=== Task brief ===
Search the material for the word "xlabel" and report each line where it turns up.

** Begin Dataset rows **

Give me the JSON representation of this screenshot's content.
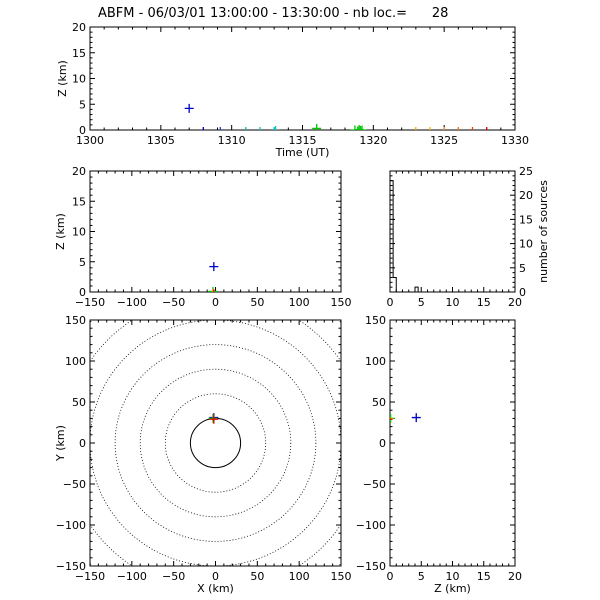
{
  "title": "ABFM - 06/03/01 13:00:00 - 13:30:00 - nb loc.=      28",
  "chart_data": [
    {
      "id": "time-height",
      "type": "scatter",
      "xlabel": "Time (UT)",
      "ylabel": "Z (km)",
      "xlim": [
        1300,
        1330
      ],
      "ylim": [
        0,
        20
      ],
      "xticks": [
        "1300",
        "1305",
        "1310",
        "1315",
        "1320",
        "1325",
        "1330"
      ],
      "yticks": [
        "0",
        "5",
        "10",
        "15",
        "20"
      ],
      "points": [
        {
          "x": 1307.0,
          "y": 4.2,
          "color": "#0000cc"
        },
        {
          "x": 1308.0,
          "y": -0.3,
          "color": "#0000cc"
        },
        {
          "x": 1309.2,
          "y": -0.3,
          "color": "#1a3cff"
        },
        {
          "x": 1311.0,
          "y": -0.3,
          "color": "#00c8c8"
        },
        {
          "x": 1312.0,
          "y": -0.3,
          "color": "#00c8c8"
        },
        {
          "x": 1313.0,
          "y": -0.3,
          "color": "#00c8c8"
        },
        {
          "x": 1313.1,
          "y": -0.1,
          "color": "#00c8c8"
        },
        {
          "x": 1316.0,
          "y": 0.3,
          "color": "#00c800"
        },
        {
          "x": 1318.7,
          "y": 0.0,
          "color": "#00c800"
        },
        {
          "x": 1318.9,
          "y": -0.2,
          "color": "#00c800"
        },
        {
          "x": 1319.0,
          "y": 0.1,
          "color": "#00c800"
        },
        {
          "x": 1319.1,
          "y": -0.1,
          "color": "#00c800"
        },
        {
          "x": 1319.2,
          "y": 0.0,
          "color": "#00c800"
        },
        {
          "x": 1323.0,
          "y": -0.3,
          "color": "#ffb400"
        },
        {
          "x": 1324.0,
          "y": -0.3,
          "color": "#ffb400"
        },
        {
          "x": 1325.0,
          "y": -0.3,
          "color": "#ff9600"
        },
        {
          "x": 1326.0,
          "y": -0.3,
          "color": "#ff7800"
        },
        {
          "x": 1327.0,
          "y": -0.3,
          "color": "#ff3c00"
        },
        {
          "x": 1328.0,
          "y": -0.3,
          "color": "#e60000"
        }
      ]
    },
    {
      "id": "x-height",
      "type": "scatter",
      "xlabel": "",
      "ylabel": "Z (km)",
      "xlim": [
        -150,
        150
      ],
      "ylim": [
        0,
        20
      ],
      "xticks": [
        "−150",
        "−100",
        "−50",
        "0",
        "50",
        "100",
        "150"
      ],
      "yticks": [
        "0",
        "5",
        "10",
        "15",
        "20"
      ],
      "points": [
        {
          "x": -2,
          "y": 4.2,
          "color": "#0000cc"
        },
        {
          "x": -3,
          "y": 0.1,
          "color": "#00c800"
        },
        {
          "x": -3,
          "y": -0.2,
          "color": "#ff9600"
        },
        {
          "x": -2,
          "y": -0.3,
          "color": "#e60000"
        }
      ]
    },
    {
      "id": "height-histogram",
      "type": "histogram",
      "xlabel": "",
      "ylabel": "number of sources",
      "xlim": [
        0,
        20
      ],
      "ylim": [
        0,
        25
      ],
      "xticks": [
        "0",
        "5",
        "10",
        "15",
        "20"
      ],
      "yticks": [
        "0",
        "5",
        "10",
        "15",
        "20",
        "25"
      ],
      "bin_width": 0.5,
      "counts": [
        23,
        3,
        0,
        0,
        0,
        0,
        0,
        0,
        1,
        0,
        0,
        0,
        0,
        0,
        0,
        0,
        0,
        0,
        0,
        0,
        0,
        0,
        0,
        0,
        0,
        0,
        0,
        0,
        0,
        0,
        0,
        0,
        0,
        0,
        0,
        0,
        0,
        0,
        0,
        0
      ]
    },
    {
      "id": "plan-view",
      "type": "scatter",
      "xlabel": "X (km)",
      "ylabel": "Y (km)",
      "xlim": [
        -150,
        150
      ],
      "ylim": [
        -150,
        150
      ],
      "xticks": [
        "−150",
        "−100",
        "−50",
        "0",
        "50",
        "100",
        "150"
      ],
      "yticks": [
        "−150",
        "−100",
        "−50",
        "0",
        "50",
        "100",
        "150"
      ],
      "range_rings_km": [
        30,
        60,
        90,
        120,
        150,
        180,
        210
      ],
      "points": [
        {
          "x": -2,
          "y": 31,
          "color": "#0000cc"
        },
        {
          "x": -3,
          "y": 30,
          "color": "#00c800"
        },
        {
          "x": -2,
          "y": 29,
          "color": "#e60000"
        }
      ]
    },
    {
      "id": "height-y",
      "type": "scatter",
      "xlabel": "Z (km)",
      "ylabel": "",
      "xlim": [
        0,
        20
      ],
      "ylim": [
        -150,
        150
      ],
      "xticks": [
        "0",
        "5",
        "10",
        "15",
        "20"
      ],
      "yticks": [
        "−150",
        "−100",
        "−50",
        "0",
        "50",
        "100",
        "150"
      ],
      "points": [
        {
          "x": 4.2,
          "y": 31,
          "color": "#0000cc"
        },
        {
          "x": 0.1,
          "y": 30,
          "color": "#00c800"
        },
        {
          "x": -0.2,
          "y": 30,
          "color": "#ff9600"
        },
        {
          "x": -0.3,
          "y": 29,
          "color": "#e60000"
        }
      ]
    }
  ]
}
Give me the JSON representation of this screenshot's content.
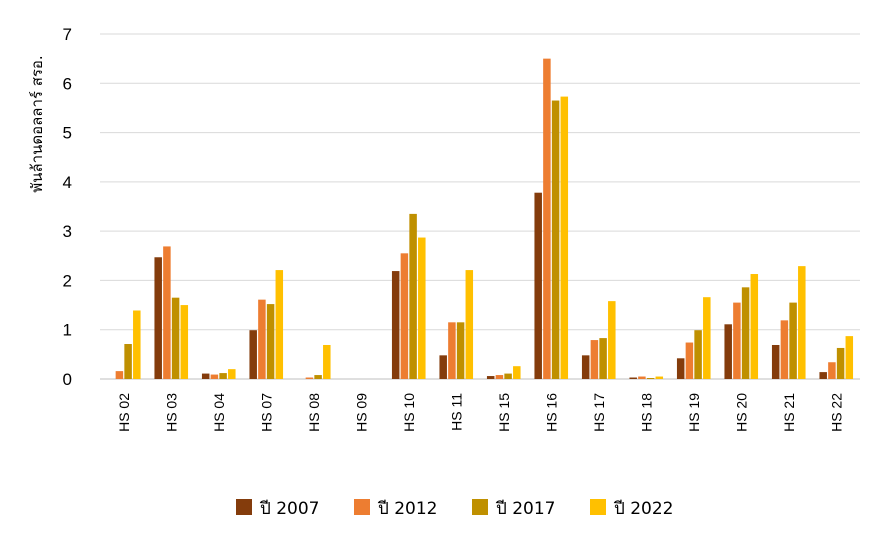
{
  "chart_data": {
    "type": "bar",
    "title": "",
    "xlabel": "",
    "ylabel": "พันล้านดอลลาร์ สรอ.",
    "ylim": [
      0,
      7
    ],
    "yticks": [
      0,
      1,
      2,
      3,
      4,
      5,
      6,
      7
    ],
    "grid": true,
    "legend_position": "bottom",
    "categories": [
      "HS 02",
      "HS 03",
      "HS 04",
      "HS 07",
      "HS 08",
      "HS 09",
      "HS 10",
      "HS 11",
      "HS 15",
      "HS 16",
      "HS 17",
      "HS 18",
      "HS 19",
      "HS 20",
      "HS 21",
      "HS 22"
    ],
    "series": [
      {
        "name": "ปี 2007",
        "color": "#843c0c",
        "values": [
          0.0,
          2.47,
          0.11,
          0.99,
          0.0,
          0.0,
          2.19,
          0.48,
          0.06,
          3.78,
          0.48,
          0.03,
          0.42,
          1.11,
          0.69,
          0.14
        ]
      },
      {
        "name": "ปี 2012",
        "color": "#ed7d31",
        "values": [
          0.16,
          2.69,
          0.09,
          1.61,
          0.03,
          0.0,
          2.55,
          1.15,
          0.08,
          6.5,
          0.79,
          0.05,
          0.74,
          1.55,
          1.19,
          0.34
        ]
      },
      {
        "name": "ปี 2017",
        "color": "#bf9000",
        "values": [
          0.71,
          1.65,
          0.12,
          1.52,
          0.08,
          0.0,
          3.35,
          1.15,
          0.11,
          5.65,
          0.83,
          0.02,
          0.99,
          1.86,
          1.55,
          0.63
        ]
      },
      {
        "name": "ปี 2022",
        "color": "#ffc000",
        "values": [
          1.39,
          1.5,
          0.2,
          2.21,
          0.69,
          0.0,
          2.87,
          2.21,
          0.26,
          5.73,
          1.58,
          0.05,
          1.66,
          2.13,
          2.29,
          0.87
        ]
      }
    ]
  }
}
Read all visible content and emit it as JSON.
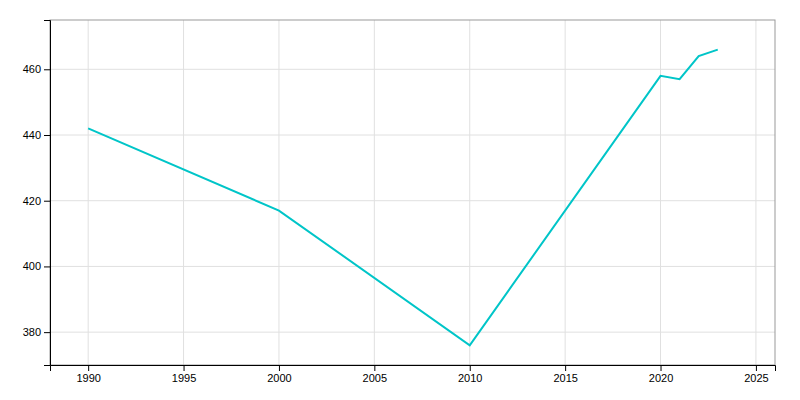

** End Dataset rows **

=== Answer to this problem ===
      "xlabel": "Time (UT)",
      "xlabel": "",
      "xlabel": "",
      "xlabel": "X (km)",
      "xlabel": "Z (km)",
    "xlabel": "",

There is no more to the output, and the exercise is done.